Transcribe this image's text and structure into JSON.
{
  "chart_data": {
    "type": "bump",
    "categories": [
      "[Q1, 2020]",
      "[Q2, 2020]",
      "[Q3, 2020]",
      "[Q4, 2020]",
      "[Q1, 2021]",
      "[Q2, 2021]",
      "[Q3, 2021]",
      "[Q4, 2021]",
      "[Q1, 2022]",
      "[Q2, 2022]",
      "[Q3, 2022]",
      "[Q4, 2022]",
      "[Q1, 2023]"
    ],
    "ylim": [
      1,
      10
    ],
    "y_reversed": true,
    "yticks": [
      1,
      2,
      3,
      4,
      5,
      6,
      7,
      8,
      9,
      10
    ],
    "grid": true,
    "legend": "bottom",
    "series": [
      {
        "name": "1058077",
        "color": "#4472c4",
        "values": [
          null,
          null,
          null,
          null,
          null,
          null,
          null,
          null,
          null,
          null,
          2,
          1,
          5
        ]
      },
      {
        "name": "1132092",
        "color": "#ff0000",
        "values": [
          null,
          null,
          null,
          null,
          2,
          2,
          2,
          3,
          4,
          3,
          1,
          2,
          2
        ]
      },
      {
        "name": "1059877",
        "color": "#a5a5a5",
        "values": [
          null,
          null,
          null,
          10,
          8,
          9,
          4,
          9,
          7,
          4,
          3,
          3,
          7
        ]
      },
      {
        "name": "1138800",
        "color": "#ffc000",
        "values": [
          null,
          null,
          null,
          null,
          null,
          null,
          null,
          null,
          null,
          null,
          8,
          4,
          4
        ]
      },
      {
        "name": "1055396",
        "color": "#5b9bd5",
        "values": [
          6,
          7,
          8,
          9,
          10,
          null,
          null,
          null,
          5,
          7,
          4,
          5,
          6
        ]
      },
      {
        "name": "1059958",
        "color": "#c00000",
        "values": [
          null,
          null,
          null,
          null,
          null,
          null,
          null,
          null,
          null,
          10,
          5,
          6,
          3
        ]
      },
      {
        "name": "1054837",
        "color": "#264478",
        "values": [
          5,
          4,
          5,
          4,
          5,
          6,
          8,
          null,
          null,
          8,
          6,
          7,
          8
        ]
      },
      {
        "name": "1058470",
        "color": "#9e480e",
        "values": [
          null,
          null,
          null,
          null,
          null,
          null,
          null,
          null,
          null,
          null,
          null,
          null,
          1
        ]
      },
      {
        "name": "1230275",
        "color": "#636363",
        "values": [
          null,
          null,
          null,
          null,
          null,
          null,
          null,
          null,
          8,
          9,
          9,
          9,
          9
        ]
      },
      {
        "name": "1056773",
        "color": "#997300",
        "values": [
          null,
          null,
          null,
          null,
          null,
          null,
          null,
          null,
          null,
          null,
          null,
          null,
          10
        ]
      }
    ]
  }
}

------------------------------------------------------------------------

### [What the task asks]
Reproduce all data above, unchanged.

### [Result for this task]
Transcribe this image's text and structure into JSON.
{
  "chart_data": {
    "type": "bump",
    "categories": [
      "[Q1, 2020]",
      "[Q2, 2020]",
      "[Q3, 2020]",
      "[Q4, 2020]",
      "[Q1, 2021]",
      "[Q2, 2021]",
      "[Q3, 2021]",
      "[Q4, 2021]",
      "[Q1, 2022]",
      "[Q2, 2022]",
      "[Q3, 2022]",
      "[Q4, 2022]",
      "[Q1, 2023]"
    ],
    "ylim": [
      1,
      10
    ],
    "y_reversed": true,
    "yticks": [
      1,
      2,
      3,
      4,
      5,
      6,
      7,
      8,
      9,
      10
    ],
    "grid": true,
    "legend": "bottom",
    "series": [
      {
        "name": "1058077",
        "color": "#4472c4",
        "values": [
          null,
          null,
          null,
          null,
          null,
          null,
          null,
          null,
          null,
          null,
          2,
          1,
          5
        ]
      },
      {
        "name": "1132092",
        "color": "#ff0000",
        "values": [
          null,
          null,
          null,
          null,
          2,
          2,
          2,
          3,
          4,
          3,
          1,
          2,
          2
        ]
      },
      {
        "name": "1059877",
        "color": "#a5a5a5",
        "values": [
          null,
          null,
          null,
          10,
          8,
          9,
          4,
          9,
          7,
          4,
          3,
          3,
          7
        ]
      },
      {
        "name": "1138800",
        "color": "#ffc000",
        "values": [
          null,
          null,
          null,
          null,
          null,
          null,
          null,
          null,
          null,
          null,
          8,
          4,
          4
        ]
      },
      {
        "name": "1055396",
        "color": "#5b9bd5",
        "values": [
          6,
          7,
          8,
          9,
          10,
          null,
          null,
          null,
          5,
          7,
          4,
          5,
          6
        ]
      },
      {
        "name": "1059958",
        "color": "#c00000",
        "values": [
          null,
          null,
          null,
          null,
          null,
          null,
          null,
          null,
          null,
          10,
          5,
          6,
          3
        ]
      },
      {
        "name": "1054837",
        "color": "#264478",
        "values": [
          5,
          4,
          5,
          4,
          5,
          6,
          8,
          null,
          null,
          8,
          6,
          7,
          8
        ]
      },
      {
        "name": "1058470",
        "color": "#9e480e",
        "values": [
          null,
          null,
          null,
          null,
          null,
          null,
          null,
          null,
          null,
          null,
          null,
          null,
          1
        ]
      },
      {
        "name": "1230275",
        "color": "#636363",
        "values": [
          null,
          null,
          null,
          null,
          null,
          null,
          null,
          null,
          8,
          9,
          9,
          9,
          9
        ]
      },
      {
        "name": "1056773",
        "color": "#997300",
        "values": [
          null,
          null,
          null,
          null,
          null,
          null,
          null,
          null,
          null,
          null,
          null,
          null,
          10
        ]
      }
    ]
  }
}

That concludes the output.